:: WORK REQUIRED ::
Wherever a line in the data below holds "JSON", copy that line.

Dataset rows about figures
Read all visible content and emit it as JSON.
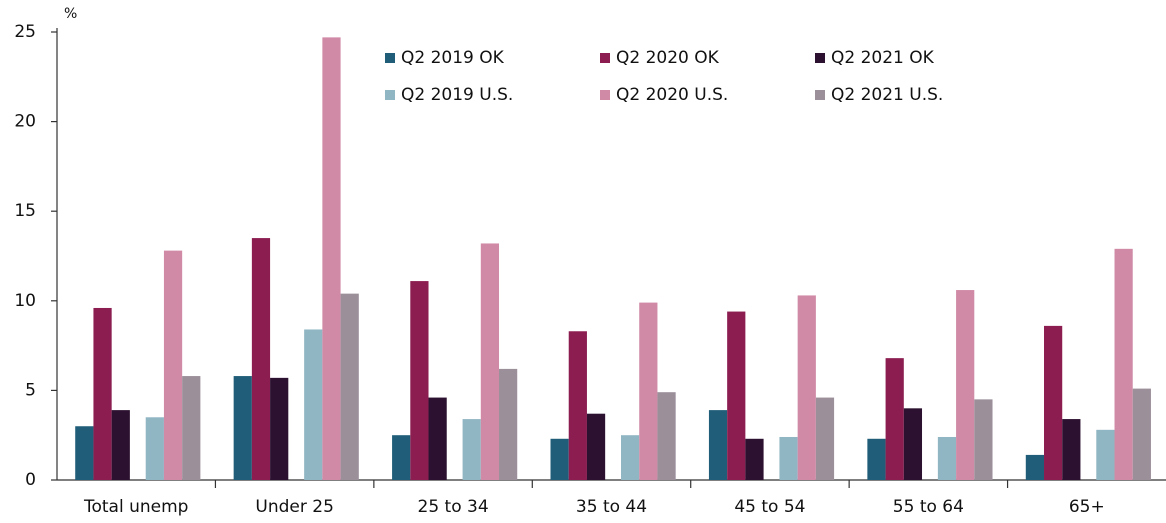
{
  "chart_data": {
    "type": "bar",
    "y_unit": "%",
    "categories": [
      "Total unemp",
      "Under 25",
      "25 to 34",
      "35 to 44",
      "45 to 54",
      "55 to 64",
      "65+"
    ],
    "series": [
      {
        "name": "Q2 2019 OK",
        "color": "#1f5d78",
        "values": [
          3.0,
          5.8,
          2.5,
          2.3,
          3.9,
          2.3,
          1.4
        ]
      },
      {
        "name": "Q2 2020 OK",
        "color": "#8b1d50",
        "values": [
          9.6,
          13.5,
          11.1,
          8.3,
          9.4,
          6.8,
          8.6
        ]
      },
      {
        "name": "Q2 2021 OK",
        "color": "#2c1230",
        "values": [
          3.9,
          5.7,
          4.6,
          3.7,
          2.3,
          4.0,
          3.4
        ]
      },
      {
        "name": "Q2 2019 U.S.",
        "color": "#90b6c3",
        "values": [
          3.5,
          8.4,
          3.4,
          2.5,
          2.4,
          2.4,
          2.8
        ]
      },
      {
        "name": "Q2 2020 U.S.",
        "color": "#d08aa6",
        "values": [
          12.8,
          24.7,
          13.2,
          9.9,
          10.3,
          10.6,
          12.9
        ]
      },
      {
        "name": "Q2 2021 U.S.",
        "color": "#9b8f9a",
        "values": [
          5.8,
          10.4,
          6.2,
          4.9,
          4.6,
          4.5,
          5.1
        ]
      }
    ],
    "ylim": [
      0,
      25
    ],
    "yticks": [
      0,
      5,
      10,
      15,
      20,
      25
    ],
    "grid": false
  }
}
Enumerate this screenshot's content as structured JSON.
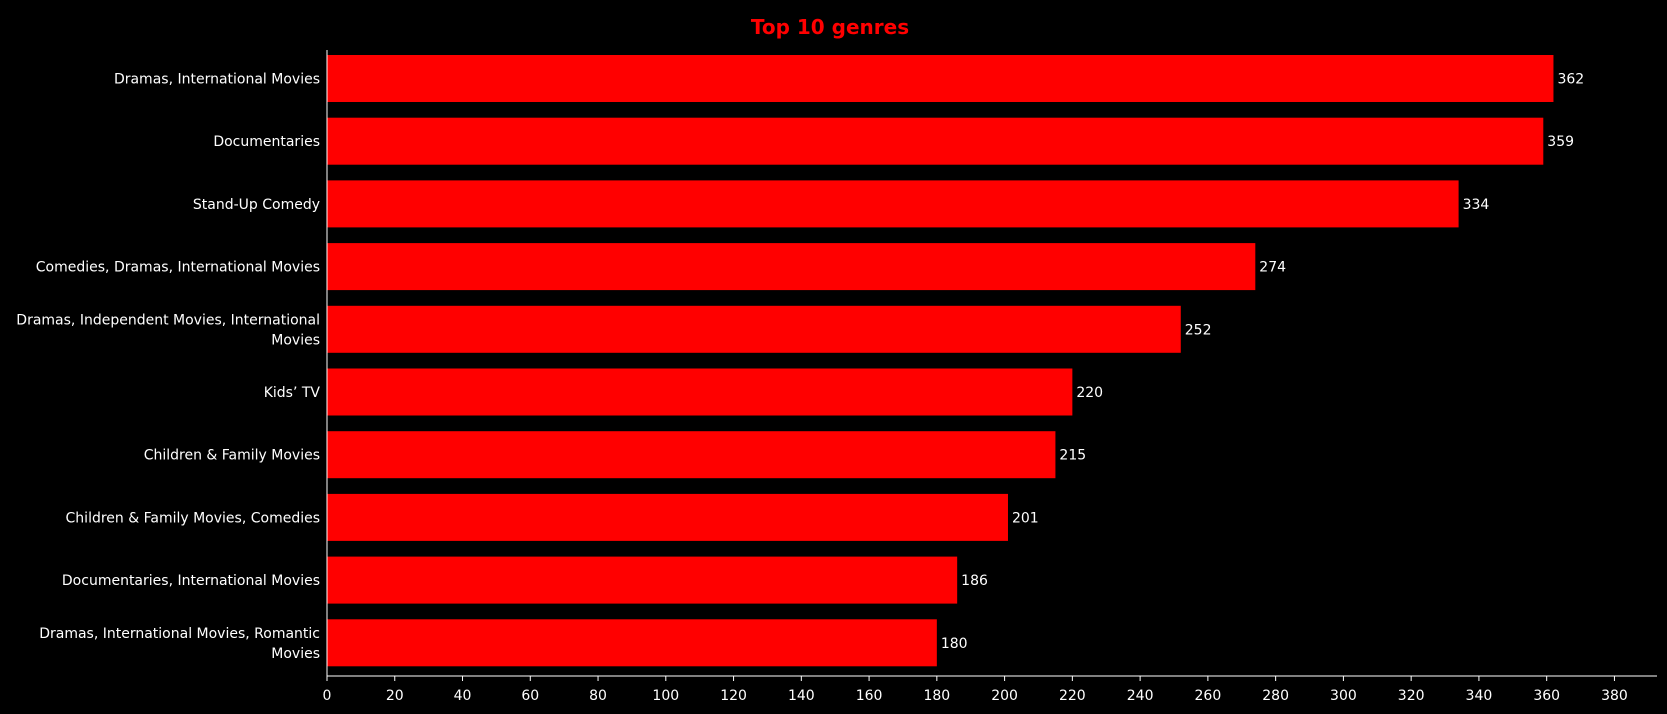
{
  "chart_data": {
    "type": "bar",
    "orientation": "horizontal",
    "title": "Top 10 genres",
    "categories": [
      "Dramas, International Movies",
      "Documentaries",
      "Stand-Up Comedy",
      "Comedies, Dramas, International Movies",
      "Dramas, Independent Movies, International Movies",
      "Kids' TV",
      "Children & Family Movies",
      "Children & Family Movies, Comedies",
      "Documentaries, International Movies",
      "Dramas, International Movies, Romantic Movies"
    ],
    "category_lines": [
      [
        "Dramas, International Movies"
      ],
      [
        "Documentaries"
      ],
      [
        "Stand-Up Comedy"
      ],
      [
        "Comedies, Dramas, International Movies"
      ],
      [
        "Dramas, Independent Movies, International",
        "Movies"
      ],
      [
        "Kids’ TV"
      ],
      [
        "Children & Family Movies"
      ],
      [
        "Children & Family Movies, Comedies"
      ],
      [
        "Documentaries, International Movies"
      ],
      [
        "Dramas, International Movies, Romantic",
        "Movies"
      ]
    ],
    "values": [
      362,
      359,
      334,
      274,
      252,
      220,
      215,
      201,
      186,
      180
    ],
    "xlabel": "",
    "ylabel": "",
    "xlim": [
      0,
      390
    ],
    "xticks": [
      0,
      20,
      40,
      60,
      80,
      100,
      120,
      140,
      160,
      180,
      200,
      220,
      240,
      260,
      280,
      300,
      320,
      340,
      360,
      380
    ],
    "grid": false,
    "legend": "none",
    "bar_color": "#ff0000",
    "title_color": "#ff0000",
    "background_color": "#000000",
    "text_color": "#ffffff"
  }
}
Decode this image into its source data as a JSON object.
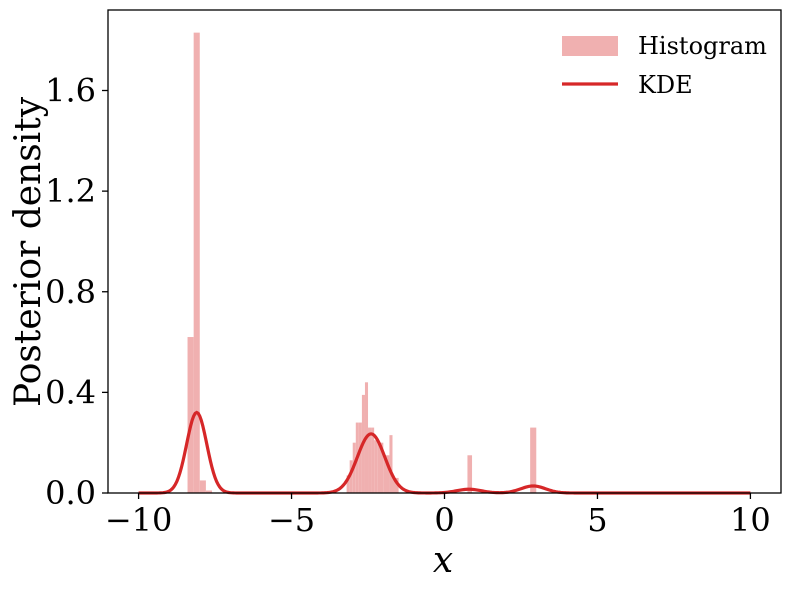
{
  "chart_data": {
    "type": "bar",
    "xlabel": "x",
    "ylabel": "Posterior density",
    "xlim": [
      -11,
      11
    ],
    "ylim": [
      0,
      1.92
    ],
    "xticks": [
      -10,
      -5,
      0,
      5,
      10
    ],
    "xtick_labels": [
      "−10",
      "−5",
      "0",
      "5",
      "10"
    ],
    "yticks": [
      0.0,
      0.4,
      0.8,
      1.2,
      1.6
    ],
    "ytick_labels": [
      "0.0",
      "0.4",
      "0.8",
      "1.2",
      "1.6"
    ],
    "grid": false,
    "legend": {
      "position": "top-right",
      "entries": [
        {
          "label": "Histogram",
          "kind": "patch",
          "color": "#f0b0b0"
        },
        {
          "label": "KDE",
          "kind": "line",
          "color": "#d62728"
        }
      ]
    },
    "histogram": {
      "name": "Histogram",
      "color": "#f0b0b0",
      "bin_width": 0.2,
      "bins": [
        {
          "x0": -8.4,
          "x1": -8.2,
          "value": 0.62
        },
        {
          "x0": -8.2,
          "x1": -8.0,
          "value": 1.83
        },
        {
          "x0": -8.0,
          "x1": -7.8,
          "value": 0.05
        },
        {
          "x0": -7.8,
          "x1": -7.6,
          "value": 0.01
        },
        {
          "x0": -3.2,
          "x1": -3.1,
          "value": 0.07
        },
        {
          "x0": -3.1,
          "x1": -3.0,
          "value": 0.13
        },
        {
          "x0": -3.0,
          "x1": -2.9,
          "value": 0.2
        },
        {
          "x0": -2.9,
          "x1": -2.8,
          "value": 0.28
        },
        {
          "x0": -2.8,
          "x1": -2.7,
          "value": 0.28
        },
        {
          "x0": -2.7,
          "x1": -2.6,
          "value": 0.39
        },
        {
          "x0": -2.6,
          "x1": -2.5,
          "value": 0.44
        },
        {
          "x0": -2.5,
          "x1": -2.4,
          "value": 0.26
        },
        {
          "x0": -2.4,
          "x1": -2.3,
          "value": 0.26
        },
        {
          "x0": -2.3,
          "x1": -2.2,
          "value": 0.21
        },
        {
          "x0": -2.2,
          "x1": -2.0,
          "value": 0.2
        },
        {
          "x0": -2.0,
          "x1": -1.8,
          "value": 0.15
        },
        {
          "x0": -1.8,
          "x1": -1.7,
          "value": 0.23
        },
        {
          "x0": -1.7,
          "x1": -1.5,
          "value": 0.06
        },
        {
          "x0": 0.75,
          "x1": 0.9,
          "value": 0.15
        },
        {
          "x0": 2.8,
          "x1": 3.0,
          "value": 0.26
        }
      ]
    },
    "kde": {
      "name": "KDE",
      "color": "#d62728",
      "x_range": [
        -10,
        10
      ],
      "components": [
        {
          "center": -8.1,
          "sigma": 0.33,
          "peak": 0.32
        },
        {
          "center": -2.4,
          "sigma": 0.45,
          "peak": 0.235
        },
        {
          "center": 0.8,
          "sigma": 0.4,
          "peak": 0.015
        },
        {
          "center": 2.9,
          "sigma": 0.4,
          "peak": 0.028
        }
      ]
    }
  }
}
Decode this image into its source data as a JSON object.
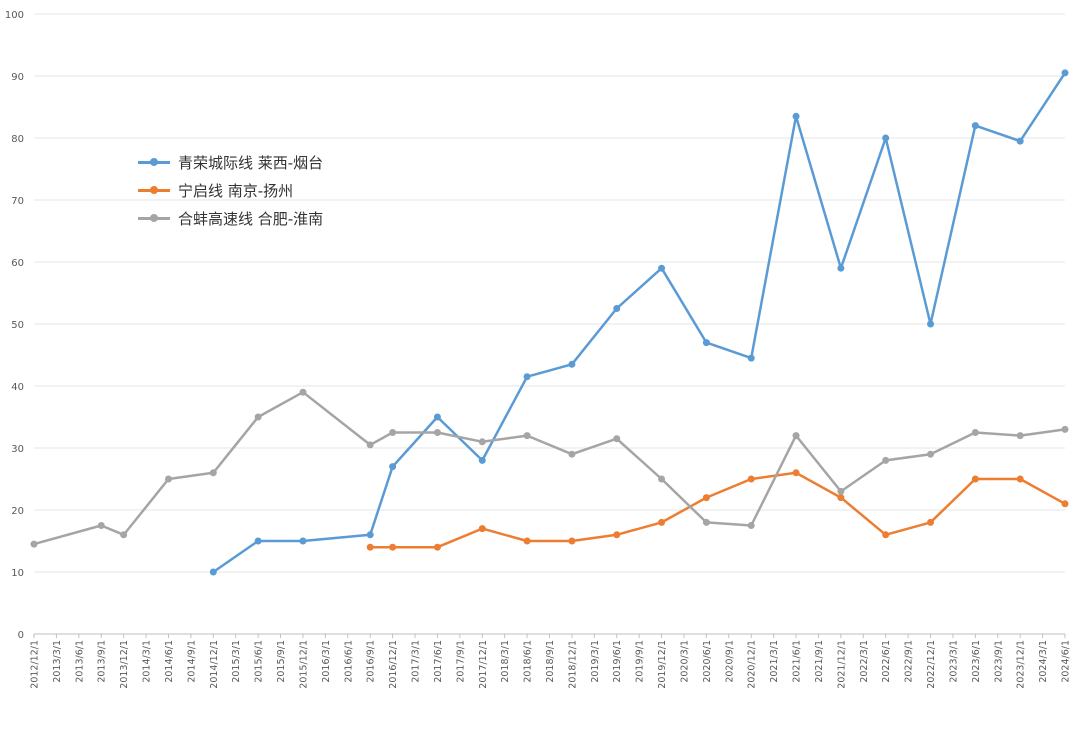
{
  "chart_data": {
    "type": "line",
    "title": "",
    "xlabel": "",
    "ylabel": "",
    "ylim": [
      0,
      100
    ],
    "yticks": [
      0,
      10,
      20,
      30,
      40,
      50,
      60,
      70,
      80,
      90,
      100
    ],
    "grid": "horizontal",
    "legend_position": "top-left",
    "categories": [
      "2012/12/1",
      "2013/3/1",
      "2013/6/1",
      "2013/9/1",
      "2013/12/1",
      "2014/3/1",
      "2014/6/1",
      "2014/9/1",
      "2014/12/1",
      "2015/3/1",
      "2015/6/1",
      "2015/9/1",
      "2015/12/1",
      "2016/3/1",
      "2016/6/1",
      "2016/9/1",
      "2016/12/1",
      "2017/3/1",
      "2017/6/1",
      "2017/9/1",
      "2017/12/1",
      "2018/3/1",
      "2018/6/1",
      "2018/9/1",
      "2018/12/1",
      "2019/3/1",
      "2019/6/1",
      "2019/9/1",
      "2019/12/1",
      "2020/3/1",
      "2020/6/1",
      "2020/9/1",
      "2020/12/1",
      "2021/3/1",
      "2021/6/1",
      "2021/9/1",
      "2021/12/1",
      "2022/3/1",
      "2022/6/1",
      "2022/9/1",
      "2022/12/1",
      "2023/3/1",
      "2023/6/1",
      "2023/9/1",
      "2023/12/1",
      "2024/3/1",
      "2024/6/1"
    ],
    "series": [
      {
        "name": "青荣城际线 莱西-烟台",
        "color": "#5b9bd5",
        "points": [
          {
            "x": "2014/12/1",
            "y": 10
          },
          {
            "x": "2015/6/1",
            "y": 15
          },
          {
            "x": "2015/12/1",
            "y": 15
          },
          {
            "x": "2016/9/1",
            "y": 16
          },
          {
            "x": "2016/12/1",
            "y": 27
          },
          {
            "x": "2017/6/1",
            "y": 35
          },
          {
            "x": "2017/12/1",
            "y": 28
          },
          {
            "x": "2018/6/1",
            "y": 41.5
          },
          {
            "x": "2018/12/1",
            "y": 43.5
          },
          {
            "x": "2019/6/1",
            "y": 52.5
          },
          {
            "x": "2019/12/1",
            "y": 59
          },
          {
            "x": "2020/6/1",
            "y": 47
          },
          {
            "x": "2020/12/1",
            "y": 44.5
          },
          {
            "x": "2021/6/1",
            "y": 83.5
          },
          {
            "x": "2021/12/1",
            "y": 59
          },
          {
            "x": "2022/6/1",
            "y": 80
          },
          {
            "x": "2022/12/1",
            "y": 50
          },
          {
            "x": "2023/6/1",
            "y": 82
          },
          {
            "x": "2023/12/1",
            "y": 79.5
          },
          {
            "x": "2024/6/1",
            "y": 90.5
          }
        ]
      },
      {
        "name": "宁启线 南京-扬州",
        "color": "#ed7d31",
        "points": [
          {
            "x": "2016/9/1",
            "y": 14
          },
          {
            "x": "2016/12/1",
            "y": 14
          },
          {
            "x": "2017/6/1",
            "y": 14
          },
          {
            "x": "2017/12/1",
            "y": 17
          },
          {
            "x": "2018/6/1",
            "y": 15
          },
          {
            "x": "2018/12/1",
            "y": 15
          },
          {
            "x": "2019/6/1",
            "y": 16
          },
          {
            "x": "2019/12/1",
            "y": 18
          },
          {
            "x": "2020/6/1",
            "y": 22
          },
          {
            "x": "2020/12/1",
            "y": 25
          },
          {
            "x": "2021/6/1",
            "y": 26
          },
          {
            "x": "2021/12/1",
            "y": 22
          },
          {
            "x": "2022/6/1",
            "y": 16
          },
          {
            "x": "2022/12/1",
            "y": 18
          },
          {
            "x": "2023/6/1",
            "y": 25
          },
          {
            "x": "2023/12/1",
            "y": 25
          },
          {
            "x": "2024/6/1",
            "y": 21
          }
        ]
      },
      {
        "name": "合蚌高速线 合肥-淮南",
        "color": "#a5a5a5",
        "points": [
          {
            "x": "2012/12/1",
            "y": 14.5
          },
          {
            "x": "2013/9/1",
            "y": 17.5
          },
          {
            "x": "2013/12/1",
            "y": 16
          },
          {
            "x": "2014/6/1",
            "y": 25
          },
          {
            "x": "2014/12/1",
            "y": 26
          },
          {
            "x": "2015/6/1",
            "y": 35
          },
          {
            "x": "2015/12/1",
            "y": 39
          },
          {
            "x": "2016/9/1",
            "y": 30.5
          },
          {
            "x": "2016/12/1",
            "y": 32.5
          },
          {
            "x": "2017/6/1",
            "y": 32.5
          },
          {
            "x": "2017/12/1",
            "y": 31
          },
          {
            "x": "2018/6/1",
            "y": 32
          },
          {
            "x": "2018/12/1",
            "y": 29
          },
          {
            "x": "2019/6/1",
            "y": 31.5
          },
          {
            "x": "2019/12/1",
            "y": 25
          },
          {
            "x": "2020/6/1",
            "y": 18
          },
          {
            "x": "2020/12/1",
            "y": 17.5
          },
          {
            "x": "2021/6/1",
            "y": 32
          },
          {
            "x": "2021/12/1",
            "y": 23
          },
          {
            "x": "2022/6/1",
            "y": 28
          },
          {
            "x": "2022/12/1",
            "y": 29
          },
          {
            "x": "2023/6/1",
            "y": 32.5
          },
          {
            "x": "2023/12/1",
            "y": 32
          },
          {
            "x": "2024/6/1",
            "y": 33
          }
        ]
      }
    ]
  }
}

:: COMPLETED TASK ::
Read all visible content and emit it as JSON.
Enumerate this screenshot's content as structured JSON.
Decode this image into its source data as a JSON object.
Decode this image into its source data as a JSON object.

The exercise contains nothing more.